_Problem description_
Gather every line from the entries below that includes "marker".
= = =
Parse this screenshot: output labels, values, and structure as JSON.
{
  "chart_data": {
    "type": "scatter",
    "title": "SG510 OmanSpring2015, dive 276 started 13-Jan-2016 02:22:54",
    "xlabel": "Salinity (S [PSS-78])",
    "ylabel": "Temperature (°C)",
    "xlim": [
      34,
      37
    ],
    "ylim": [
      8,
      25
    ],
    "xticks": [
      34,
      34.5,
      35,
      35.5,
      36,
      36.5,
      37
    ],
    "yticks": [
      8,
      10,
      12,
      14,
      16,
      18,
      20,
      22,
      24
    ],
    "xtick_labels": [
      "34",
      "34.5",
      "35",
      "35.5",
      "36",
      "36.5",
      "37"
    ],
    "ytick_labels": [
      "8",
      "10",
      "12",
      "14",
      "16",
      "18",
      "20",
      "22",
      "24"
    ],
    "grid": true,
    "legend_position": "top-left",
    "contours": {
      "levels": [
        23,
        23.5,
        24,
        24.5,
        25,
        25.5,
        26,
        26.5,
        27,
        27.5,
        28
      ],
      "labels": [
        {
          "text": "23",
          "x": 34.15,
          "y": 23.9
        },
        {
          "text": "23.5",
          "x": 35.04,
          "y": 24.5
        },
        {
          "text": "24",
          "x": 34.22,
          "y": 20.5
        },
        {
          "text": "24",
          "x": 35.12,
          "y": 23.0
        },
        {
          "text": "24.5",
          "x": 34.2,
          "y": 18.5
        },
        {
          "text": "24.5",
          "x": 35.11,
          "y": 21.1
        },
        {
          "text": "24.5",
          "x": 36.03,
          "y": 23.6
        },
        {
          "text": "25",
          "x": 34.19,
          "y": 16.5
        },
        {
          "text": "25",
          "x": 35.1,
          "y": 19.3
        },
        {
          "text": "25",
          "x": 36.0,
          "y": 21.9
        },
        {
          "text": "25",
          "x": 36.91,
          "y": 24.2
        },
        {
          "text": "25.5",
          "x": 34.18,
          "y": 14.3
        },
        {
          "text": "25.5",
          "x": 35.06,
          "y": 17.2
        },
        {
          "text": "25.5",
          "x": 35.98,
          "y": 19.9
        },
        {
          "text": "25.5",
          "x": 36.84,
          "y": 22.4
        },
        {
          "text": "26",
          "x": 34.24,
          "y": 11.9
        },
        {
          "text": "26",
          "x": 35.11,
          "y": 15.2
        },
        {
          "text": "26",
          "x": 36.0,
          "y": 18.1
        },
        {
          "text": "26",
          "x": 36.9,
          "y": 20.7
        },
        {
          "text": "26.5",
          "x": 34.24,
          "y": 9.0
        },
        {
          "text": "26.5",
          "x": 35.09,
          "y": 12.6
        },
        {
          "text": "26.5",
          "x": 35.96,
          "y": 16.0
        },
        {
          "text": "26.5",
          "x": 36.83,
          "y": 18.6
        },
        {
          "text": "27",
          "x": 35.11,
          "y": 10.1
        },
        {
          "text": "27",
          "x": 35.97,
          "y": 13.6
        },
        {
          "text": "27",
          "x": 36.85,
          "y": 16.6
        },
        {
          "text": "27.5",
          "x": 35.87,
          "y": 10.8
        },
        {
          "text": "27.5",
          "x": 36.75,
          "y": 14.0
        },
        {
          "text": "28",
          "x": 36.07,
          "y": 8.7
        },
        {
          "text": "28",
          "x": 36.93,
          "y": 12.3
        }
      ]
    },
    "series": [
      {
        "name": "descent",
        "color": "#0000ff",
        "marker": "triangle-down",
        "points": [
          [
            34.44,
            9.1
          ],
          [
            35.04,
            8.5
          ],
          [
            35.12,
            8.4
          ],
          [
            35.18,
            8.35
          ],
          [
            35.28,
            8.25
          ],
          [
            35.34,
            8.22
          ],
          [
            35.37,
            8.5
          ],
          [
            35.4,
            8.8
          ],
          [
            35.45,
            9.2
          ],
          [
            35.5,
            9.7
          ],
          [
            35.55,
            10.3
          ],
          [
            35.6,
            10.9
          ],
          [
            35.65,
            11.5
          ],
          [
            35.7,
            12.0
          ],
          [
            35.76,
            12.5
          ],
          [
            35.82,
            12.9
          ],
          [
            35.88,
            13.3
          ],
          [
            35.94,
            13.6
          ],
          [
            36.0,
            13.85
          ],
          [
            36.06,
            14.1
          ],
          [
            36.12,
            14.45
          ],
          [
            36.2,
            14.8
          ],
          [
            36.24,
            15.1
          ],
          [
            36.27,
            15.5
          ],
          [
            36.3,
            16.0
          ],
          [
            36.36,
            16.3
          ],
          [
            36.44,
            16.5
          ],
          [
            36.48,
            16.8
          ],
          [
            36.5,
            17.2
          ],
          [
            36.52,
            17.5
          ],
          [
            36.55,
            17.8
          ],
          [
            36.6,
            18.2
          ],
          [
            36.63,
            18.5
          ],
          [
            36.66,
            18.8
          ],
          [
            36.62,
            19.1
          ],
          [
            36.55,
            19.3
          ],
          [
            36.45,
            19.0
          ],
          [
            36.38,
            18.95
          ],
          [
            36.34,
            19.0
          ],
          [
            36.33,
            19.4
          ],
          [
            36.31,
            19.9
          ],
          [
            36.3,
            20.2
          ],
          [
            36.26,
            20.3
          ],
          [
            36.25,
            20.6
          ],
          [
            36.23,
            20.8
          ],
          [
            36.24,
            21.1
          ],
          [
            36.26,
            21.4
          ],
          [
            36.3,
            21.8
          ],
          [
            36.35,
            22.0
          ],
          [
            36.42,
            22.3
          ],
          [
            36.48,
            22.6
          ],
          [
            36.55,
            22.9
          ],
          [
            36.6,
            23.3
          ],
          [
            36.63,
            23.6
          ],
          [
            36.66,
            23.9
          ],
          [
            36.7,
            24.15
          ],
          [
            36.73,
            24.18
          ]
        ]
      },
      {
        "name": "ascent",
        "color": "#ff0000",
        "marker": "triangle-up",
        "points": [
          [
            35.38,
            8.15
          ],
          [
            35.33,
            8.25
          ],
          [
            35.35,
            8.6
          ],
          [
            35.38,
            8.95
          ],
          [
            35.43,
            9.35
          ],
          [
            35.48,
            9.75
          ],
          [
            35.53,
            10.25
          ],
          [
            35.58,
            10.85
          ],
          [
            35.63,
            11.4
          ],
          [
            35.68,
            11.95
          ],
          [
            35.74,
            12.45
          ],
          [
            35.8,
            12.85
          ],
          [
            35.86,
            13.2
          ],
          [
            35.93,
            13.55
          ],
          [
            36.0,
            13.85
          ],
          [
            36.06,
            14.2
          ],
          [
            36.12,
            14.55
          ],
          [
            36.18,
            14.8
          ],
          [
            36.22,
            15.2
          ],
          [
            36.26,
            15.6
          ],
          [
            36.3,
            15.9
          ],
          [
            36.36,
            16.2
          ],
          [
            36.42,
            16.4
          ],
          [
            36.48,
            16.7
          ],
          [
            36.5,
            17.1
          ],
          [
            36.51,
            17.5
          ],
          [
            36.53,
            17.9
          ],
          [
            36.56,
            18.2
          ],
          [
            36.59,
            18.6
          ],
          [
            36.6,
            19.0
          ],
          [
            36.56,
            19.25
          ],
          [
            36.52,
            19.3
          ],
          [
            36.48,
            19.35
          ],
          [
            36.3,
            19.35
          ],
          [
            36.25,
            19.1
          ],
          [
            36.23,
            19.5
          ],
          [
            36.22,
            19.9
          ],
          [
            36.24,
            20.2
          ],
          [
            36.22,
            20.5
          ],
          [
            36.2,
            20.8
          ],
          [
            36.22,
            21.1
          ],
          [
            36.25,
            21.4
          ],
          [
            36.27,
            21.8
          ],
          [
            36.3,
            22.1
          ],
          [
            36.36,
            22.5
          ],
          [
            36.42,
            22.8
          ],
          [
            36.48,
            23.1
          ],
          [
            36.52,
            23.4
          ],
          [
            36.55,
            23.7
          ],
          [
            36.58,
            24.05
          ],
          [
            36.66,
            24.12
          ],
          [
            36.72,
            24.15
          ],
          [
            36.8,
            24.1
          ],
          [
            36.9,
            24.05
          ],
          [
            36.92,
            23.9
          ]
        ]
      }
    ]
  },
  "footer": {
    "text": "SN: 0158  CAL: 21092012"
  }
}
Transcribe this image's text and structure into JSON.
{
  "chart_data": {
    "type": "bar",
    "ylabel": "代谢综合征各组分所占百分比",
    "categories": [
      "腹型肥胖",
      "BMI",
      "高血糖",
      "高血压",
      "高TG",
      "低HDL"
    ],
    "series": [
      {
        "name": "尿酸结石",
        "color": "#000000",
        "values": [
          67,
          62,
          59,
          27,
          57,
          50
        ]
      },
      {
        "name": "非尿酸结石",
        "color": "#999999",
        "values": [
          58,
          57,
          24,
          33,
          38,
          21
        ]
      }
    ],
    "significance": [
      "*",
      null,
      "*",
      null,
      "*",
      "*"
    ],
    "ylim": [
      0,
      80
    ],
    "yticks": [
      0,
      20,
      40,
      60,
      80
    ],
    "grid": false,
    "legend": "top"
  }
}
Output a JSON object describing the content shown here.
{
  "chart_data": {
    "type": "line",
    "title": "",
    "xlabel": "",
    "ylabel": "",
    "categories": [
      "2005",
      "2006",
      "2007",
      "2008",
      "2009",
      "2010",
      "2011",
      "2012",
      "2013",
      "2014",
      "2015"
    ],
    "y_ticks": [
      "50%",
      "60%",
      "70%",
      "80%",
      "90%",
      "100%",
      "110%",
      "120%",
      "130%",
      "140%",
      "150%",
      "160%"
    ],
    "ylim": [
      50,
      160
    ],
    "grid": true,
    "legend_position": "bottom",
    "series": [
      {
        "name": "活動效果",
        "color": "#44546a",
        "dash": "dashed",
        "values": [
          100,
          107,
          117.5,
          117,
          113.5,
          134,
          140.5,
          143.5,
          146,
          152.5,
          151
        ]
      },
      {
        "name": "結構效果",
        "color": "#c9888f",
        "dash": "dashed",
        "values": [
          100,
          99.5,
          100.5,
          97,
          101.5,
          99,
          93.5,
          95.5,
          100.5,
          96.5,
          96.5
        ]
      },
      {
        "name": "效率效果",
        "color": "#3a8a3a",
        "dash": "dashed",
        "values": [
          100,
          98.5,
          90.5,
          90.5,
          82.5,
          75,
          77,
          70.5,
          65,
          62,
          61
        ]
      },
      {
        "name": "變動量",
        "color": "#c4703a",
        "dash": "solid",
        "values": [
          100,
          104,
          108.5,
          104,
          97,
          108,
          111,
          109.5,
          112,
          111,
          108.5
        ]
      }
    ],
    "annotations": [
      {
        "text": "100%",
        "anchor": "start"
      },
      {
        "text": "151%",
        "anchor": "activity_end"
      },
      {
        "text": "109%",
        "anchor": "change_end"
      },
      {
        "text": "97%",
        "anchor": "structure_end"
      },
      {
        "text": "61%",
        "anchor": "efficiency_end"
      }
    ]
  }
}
= = =
_Task result_
        "marker": "triangle-down",
        "marker": "triangle-up",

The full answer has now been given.